■ **Material supplied**:
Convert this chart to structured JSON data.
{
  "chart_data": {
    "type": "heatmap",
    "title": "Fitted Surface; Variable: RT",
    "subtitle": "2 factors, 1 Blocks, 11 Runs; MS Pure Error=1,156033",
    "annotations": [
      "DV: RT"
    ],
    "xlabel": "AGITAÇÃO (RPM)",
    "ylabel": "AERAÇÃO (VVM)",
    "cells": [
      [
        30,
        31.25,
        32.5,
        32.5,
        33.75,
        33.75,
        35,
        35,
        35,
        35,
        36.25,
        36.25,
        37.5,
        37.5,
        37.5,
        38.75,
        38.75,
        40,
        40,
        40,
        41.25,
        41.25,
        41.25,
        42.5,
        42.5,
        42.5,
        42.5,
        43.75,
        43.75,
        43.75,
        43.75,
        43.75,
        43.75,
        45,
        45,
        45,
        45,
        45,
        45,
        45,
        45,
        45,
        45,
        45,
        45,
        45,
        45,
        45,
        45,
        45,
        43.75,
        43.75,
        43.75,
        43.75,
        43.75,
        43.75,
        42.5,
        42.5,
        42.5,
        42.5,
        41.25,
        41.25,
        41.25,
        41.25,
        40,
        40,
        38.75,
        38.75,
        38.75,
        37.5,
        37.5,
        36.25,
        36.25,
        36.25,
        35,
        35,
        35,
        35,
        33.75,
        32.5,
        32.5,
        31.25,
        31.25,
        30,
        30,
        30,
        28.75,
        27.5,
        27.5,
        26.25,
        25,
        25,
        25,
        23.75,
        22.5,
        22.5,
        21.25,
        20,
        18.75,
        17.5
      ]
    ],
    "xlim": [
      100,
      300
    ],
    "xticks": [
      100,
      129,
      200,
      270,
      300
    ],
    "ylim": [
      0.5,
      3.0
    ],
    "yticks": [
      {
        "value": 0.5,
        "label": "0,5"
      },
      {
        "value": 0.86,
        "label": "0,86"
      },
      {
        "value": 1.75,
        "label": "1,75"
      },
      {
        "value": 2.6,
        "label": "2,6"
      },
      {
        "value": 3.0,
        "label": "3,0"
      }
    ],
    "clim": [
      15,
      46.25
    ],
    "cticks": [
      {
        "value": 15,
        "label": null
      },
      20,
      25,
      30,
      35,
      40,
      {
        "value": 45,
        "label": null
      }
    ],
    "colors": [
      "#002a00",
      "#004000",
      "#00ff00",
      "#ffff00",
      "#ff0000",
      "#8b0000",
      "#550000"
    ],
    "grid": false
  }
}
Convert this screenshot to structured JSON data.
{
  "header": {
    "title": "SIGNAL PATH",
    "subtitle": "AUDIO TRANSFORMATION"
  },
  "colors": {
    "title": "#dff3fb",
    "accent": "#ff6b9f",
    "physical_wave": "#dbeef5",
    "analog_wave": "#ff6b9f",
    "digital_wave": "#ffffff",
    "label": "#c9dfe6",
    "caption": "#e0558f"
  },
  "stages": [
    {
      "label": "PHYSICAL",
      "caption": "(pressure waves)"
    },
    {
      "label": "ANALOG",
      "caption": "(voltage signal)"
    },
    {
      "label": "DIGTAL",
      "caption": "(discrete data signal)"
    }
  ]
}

■ **Objective**:
Go over the records above line by line and count those holding the word "JSON". Reply only with the number.

■ **Problem solution**:
2